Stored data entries
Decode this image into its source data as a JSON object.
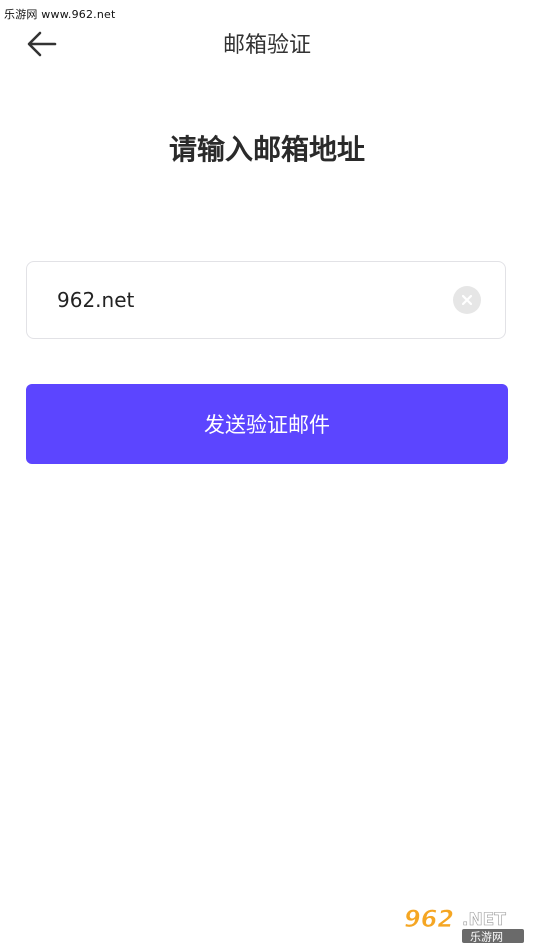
{
  "watermark": {
    "site_text": "乐游网 www.962.net",
    "logo_main": "962.NET",
    "logo_sub": "乐游网"
  },
  "nav": {
    "back_icon": "arrow-left-icon",
    "title": "邮箱验证"
  },
  "main": {
    "heading": "请输入邮箱地址",
    "email_input": {
      "value": "962.net",
      "clear_icon": "close-circle-icon"
    },
    "send_button_label": "发送验证邮件"
  },
  "colors": {
    "accent": "#5c45ff",
    "input_border": "#e2e2e6",
    "clear_bg": "#e6e6e6",
    "text_dark": "#2a2a2a",
    "logo_orange": "#f5a623"
  }
}
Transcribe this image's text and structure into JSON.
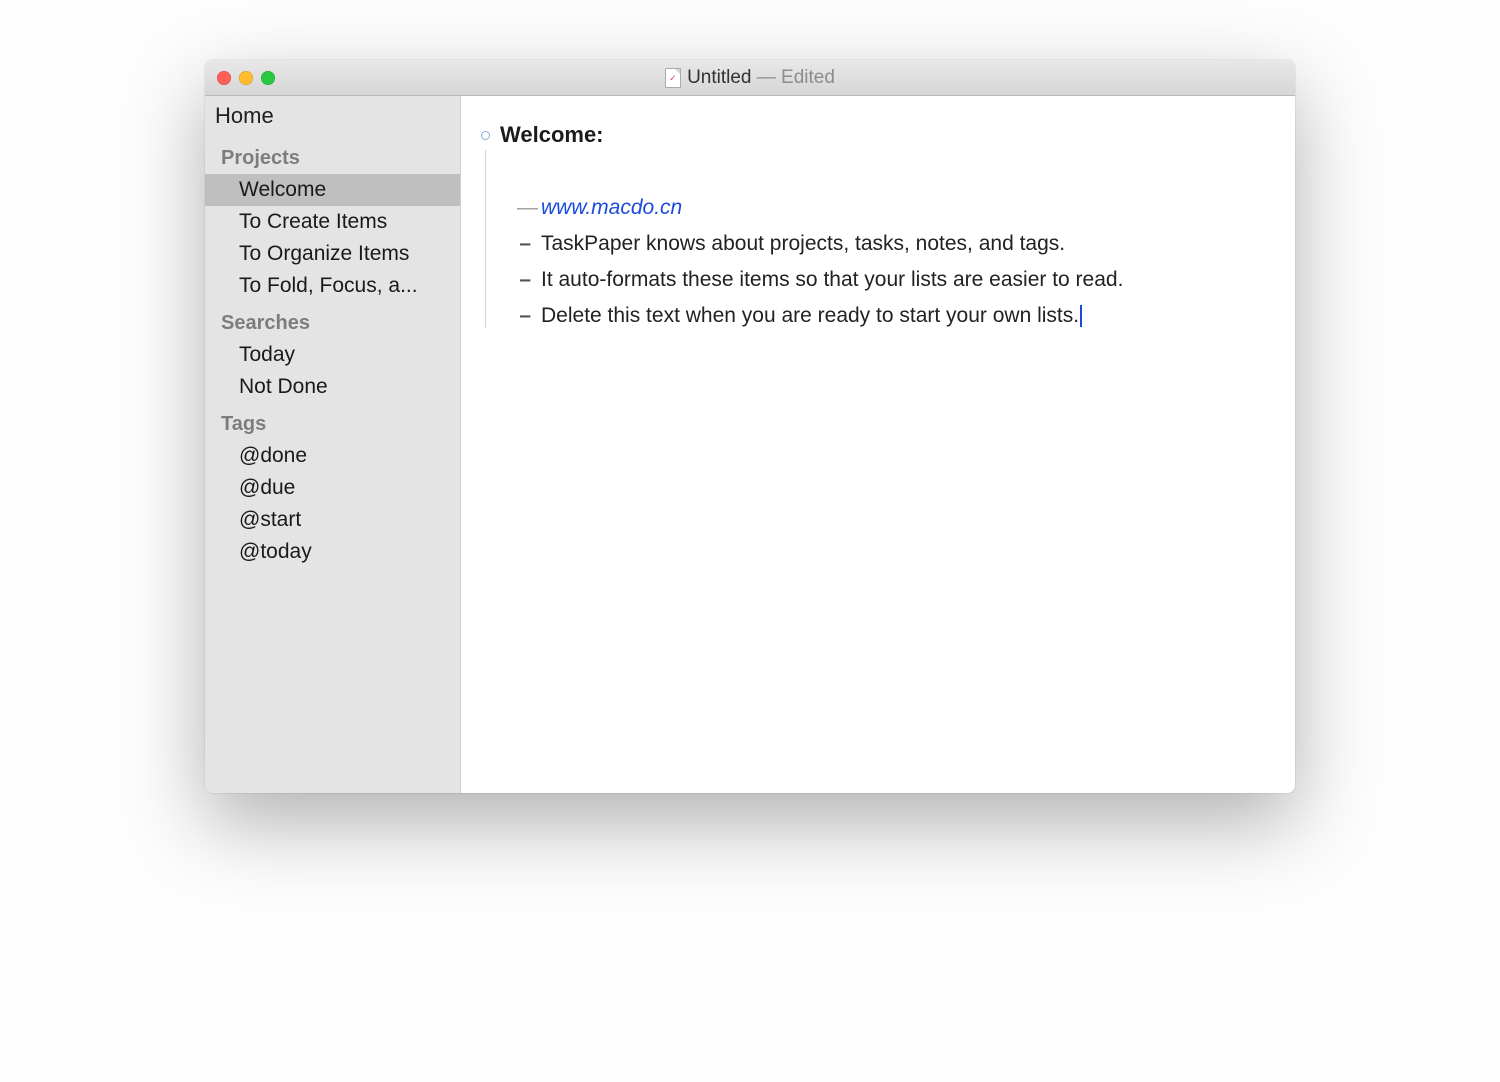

* _Task details_
Copy every record above exactly as written, but leave out the pictures.

* _Task answer_
Decode this image into its source data as a JSON object.
{
  "watermark": {
    "site_text": "乐游网 www.962.net",
    "logo_main": "962.NET",
    "logo_sub": "乐游网"
  },
  "nav": {
    "back_icon": "arrow-left-icon",
    "title": "邮箱验证"
  },
  "main": {
    "heading": "请输入邮箱地址",
    "email_input": {
      "value": "962.net",
      "clear_icon": "close-circle-icon"
    },
    "send_button_label": "发送验证邮件"
  },
  "colors": {
    "accent": "#5c45ff",
    "input_border": "#e2e2e6",
    "clear_bg": "#e6e6e6",
    "text_dark": "#2a2a2a",
    "logo_orange": "#f5a623"
  }
}
Transcribe this image's text and structure into JSON.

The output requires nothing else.